Task to carry out:
Search the data for the string "What" and extract every line where it appears.
╔══
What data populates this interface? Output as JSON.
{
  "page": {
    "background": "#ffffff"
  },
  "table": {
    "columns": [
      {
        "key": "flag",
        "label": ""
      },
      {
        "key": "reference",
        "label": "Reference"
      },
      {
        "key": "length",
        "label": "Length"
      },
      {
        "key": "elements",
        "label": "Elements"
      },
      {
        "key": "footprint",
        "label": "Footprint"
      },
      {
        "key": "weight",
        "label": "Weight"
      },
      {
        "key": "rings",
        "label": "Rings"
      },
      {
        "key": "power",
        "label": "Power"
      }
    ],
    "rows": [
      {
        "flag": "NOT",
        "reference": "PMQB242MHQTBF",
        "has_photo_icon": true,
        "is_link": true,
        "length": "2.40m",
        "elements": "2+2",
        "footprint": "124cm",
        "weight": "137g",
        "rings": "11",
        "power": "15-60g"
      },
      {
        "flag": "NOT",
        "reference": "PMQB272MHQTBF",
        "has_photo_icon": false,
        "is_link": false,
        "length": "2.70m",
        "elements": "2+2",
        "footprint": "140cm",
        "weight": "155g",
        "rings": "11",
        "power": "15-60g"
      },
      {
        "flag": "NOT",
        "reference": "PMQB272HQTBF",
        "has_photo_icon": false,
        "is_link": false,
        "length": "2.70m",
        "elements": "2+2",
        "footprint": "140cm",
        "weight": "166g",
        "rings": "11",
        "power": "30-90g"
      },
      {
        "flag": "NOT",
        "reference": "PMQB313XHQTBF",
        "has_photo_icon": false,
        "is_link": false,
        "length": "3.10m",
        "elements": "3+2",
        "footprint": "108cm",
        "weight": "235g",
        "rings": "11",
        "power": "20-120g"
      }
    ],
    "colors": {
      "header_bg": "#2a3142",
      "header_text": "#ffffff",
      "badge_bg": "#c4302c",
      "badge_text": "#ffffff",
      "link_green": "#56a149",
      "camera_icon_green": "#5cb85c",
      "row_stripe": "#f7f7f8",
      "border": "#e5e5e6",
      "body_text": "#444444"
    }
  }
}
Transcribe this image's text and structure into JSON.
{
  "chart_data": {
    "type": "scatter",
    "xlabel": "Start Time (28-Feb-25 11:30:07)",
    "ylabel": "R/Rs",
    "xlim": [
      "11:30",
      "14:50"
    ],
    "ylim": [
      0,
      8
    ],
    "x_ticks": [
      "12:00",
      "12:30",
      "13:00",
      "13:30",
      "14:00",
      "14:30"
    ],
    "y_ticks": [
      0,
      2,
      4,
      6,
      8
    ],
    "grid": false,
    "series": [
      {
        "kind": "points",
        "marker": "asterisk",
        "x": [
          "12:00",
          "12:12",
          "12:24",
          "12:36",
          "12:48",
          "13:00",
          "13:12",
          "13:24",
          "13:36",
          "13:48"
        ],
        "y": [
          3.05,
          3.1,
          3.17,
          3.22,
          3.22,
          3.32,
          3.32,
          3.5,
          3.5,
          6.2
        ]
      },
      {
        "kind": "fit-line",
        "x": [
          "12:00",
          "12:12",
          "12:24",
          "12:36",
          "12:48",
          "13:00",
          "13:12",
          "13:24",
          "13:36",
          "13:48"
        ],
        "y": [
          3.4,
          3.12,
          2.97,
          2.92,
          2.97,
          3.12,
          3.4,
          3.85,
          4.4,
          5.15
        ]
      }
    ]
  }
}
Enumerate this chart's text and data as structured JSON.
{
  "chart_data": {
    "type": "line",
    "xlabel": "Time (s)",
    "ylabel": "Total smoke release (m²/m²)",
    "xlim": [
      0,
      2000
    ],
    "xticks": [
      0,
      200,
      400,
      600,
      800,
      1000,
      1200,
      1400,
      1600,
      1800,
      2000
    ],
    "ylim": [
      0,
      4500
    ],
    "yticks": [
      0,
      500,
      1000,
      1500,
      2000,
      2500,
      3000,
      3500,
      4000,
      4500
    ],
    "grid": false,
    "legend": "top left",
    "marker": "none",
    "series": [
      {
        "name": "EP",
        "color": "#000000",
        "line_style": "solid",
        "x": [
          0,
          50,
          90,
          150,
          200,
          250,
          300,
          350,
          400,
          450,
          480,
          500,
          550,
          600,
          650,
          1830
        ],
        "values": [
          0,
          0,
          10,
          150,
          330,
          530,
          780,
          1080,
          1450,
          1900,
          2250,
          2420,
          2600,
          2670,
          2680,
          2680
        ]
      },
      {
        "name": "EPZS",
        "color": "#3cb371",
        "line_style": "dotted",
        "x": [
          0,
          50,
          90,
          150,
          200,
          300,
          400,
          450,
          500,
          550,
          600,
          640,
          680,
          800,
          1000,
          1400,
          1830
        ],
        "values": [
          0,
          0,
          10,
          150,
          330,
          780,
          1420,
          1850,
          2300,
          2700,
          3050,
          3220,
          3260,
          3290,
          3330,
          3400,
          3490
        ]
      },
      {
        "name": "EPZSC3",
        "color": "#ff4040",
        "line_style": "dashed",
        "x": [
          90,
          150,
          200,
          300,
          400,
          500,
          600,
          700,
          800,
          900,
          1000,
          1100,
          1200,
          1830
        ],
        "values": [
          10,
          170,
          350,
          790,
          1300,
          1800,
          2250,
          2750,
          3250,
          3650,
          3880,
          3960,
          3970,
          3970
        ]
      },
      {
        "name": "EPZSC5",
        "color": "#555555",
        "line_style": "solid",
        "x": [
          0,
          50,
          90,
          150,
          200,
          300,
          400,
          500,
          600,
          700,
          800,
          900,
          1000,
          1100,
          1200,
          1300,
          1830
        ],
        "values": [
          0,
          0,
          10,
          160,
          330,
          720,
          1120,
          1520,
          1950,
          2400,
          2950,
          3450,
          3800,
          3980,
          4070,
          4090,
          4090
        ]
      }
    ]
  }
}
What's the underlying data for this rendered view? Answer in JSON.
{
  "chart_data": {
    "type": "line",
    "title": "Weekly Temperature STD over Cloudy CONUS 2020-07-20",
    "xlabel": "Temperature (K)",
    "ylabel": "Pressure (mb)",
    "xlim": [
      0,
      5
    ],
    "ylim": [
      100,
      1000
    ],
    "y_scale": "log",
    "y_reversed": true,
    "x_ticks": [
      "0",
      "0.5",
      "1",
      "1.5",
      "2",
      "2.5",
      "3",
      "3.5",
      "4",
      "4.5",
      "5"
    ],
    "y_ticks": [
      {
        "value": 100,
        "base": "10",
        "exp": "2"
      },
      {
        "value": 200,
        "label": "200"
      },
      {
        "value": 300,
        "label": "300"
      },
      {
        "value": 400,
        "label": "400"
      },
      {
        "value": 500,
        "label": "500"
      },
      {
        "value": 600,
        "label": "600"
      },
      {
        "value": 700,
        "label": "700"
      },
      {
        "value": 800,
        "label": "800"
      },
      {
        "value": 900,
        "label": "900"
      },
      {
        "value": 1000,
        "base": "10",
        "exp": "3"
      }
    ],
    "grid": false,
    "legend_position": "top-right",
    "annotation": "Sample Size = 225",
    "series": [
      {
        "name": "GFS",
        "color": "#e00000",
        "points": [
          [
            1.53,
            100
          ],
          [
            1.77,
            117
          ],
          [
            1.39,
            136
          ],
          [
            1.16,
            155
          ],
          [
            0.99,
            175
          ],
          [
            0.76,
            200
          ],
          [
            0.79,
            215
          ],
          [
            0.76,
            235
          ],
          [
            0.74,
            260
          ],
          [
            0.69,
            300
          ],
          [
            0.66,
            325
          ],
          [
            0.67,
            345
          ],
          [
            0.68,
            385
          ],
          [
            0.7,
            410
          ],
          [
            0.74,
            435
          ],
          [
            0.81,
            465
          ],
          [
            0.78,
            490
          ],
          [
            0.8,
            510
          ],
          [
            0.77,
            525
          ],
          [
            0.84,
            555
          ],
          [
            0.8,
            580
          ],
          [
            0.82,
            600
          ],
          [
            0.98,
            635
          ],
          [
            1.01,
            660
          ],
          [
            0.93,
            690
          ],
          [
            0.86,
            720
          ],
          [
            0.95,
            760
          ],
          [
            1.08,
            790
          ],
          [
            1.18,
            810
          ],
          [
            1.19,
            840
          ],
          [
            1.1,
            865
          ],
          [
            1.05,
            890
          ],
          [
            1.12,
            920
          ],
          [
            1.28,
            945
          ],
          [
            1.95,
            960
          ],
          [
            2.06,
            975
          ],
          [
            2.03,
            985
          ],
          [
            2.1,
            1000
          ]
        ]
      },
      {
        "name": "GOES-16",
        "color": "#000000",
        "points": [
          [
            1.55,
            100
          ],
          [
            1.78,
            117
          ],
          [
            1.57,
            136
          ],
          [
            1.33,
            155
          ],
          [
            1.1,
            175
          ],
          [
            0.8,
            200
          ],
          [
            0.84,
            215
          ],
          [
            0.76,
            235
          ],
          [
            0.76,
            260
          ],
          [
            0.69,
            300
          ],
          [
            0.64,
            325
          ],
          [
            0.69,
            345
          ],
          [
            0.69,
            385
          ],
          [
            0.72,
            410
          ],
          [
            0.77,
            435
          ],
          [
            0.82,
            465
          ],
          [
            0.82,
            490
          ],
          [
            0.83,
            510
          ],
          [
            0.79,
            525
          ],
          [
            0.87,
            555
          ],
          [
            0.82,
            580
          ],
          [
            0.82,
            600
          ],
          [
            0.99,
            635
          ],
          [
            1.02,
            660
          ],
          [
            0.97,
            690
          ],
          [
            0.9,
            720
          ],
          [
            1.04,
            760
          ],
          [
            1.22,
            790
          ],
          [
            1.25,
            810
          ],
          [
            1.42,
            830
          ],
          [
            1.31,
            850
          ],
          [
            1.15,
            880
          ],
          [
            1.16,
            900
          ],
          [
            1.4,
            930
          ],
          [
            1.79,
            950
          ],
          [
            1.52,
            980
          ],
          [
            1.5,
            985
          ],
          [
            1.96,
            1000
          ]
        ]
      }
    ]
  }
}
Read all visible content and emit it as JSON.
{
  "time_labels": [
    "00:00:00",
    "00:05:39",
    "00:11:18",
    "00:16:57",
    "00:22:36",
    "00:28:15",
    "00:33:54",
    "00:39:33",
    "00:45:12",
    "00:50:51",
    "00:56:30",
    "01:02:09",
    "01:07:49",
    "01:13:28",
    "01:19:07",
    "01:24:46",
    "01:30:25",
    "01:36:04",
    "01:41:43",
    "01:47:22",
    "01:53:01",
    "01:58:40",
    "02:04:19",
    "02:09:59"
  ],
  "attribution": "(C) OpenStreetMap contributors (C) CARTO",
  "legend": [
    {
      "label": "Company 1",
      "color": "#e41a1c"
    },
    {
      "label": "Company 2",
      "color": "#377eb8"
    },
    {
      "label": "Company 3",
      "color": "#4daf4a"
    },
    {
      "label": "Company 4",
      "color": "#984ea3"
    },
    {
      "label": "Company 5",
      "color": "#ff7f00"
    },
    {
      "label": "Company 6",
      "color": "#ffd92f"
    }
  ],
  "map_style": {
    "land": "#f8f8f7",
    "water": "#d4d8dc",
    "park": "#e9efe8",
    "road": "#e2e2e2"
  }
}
╚══
In response:
What data populates this interface? Output as JSON.
What's the underlying data for this rendered view? Answer in JSON.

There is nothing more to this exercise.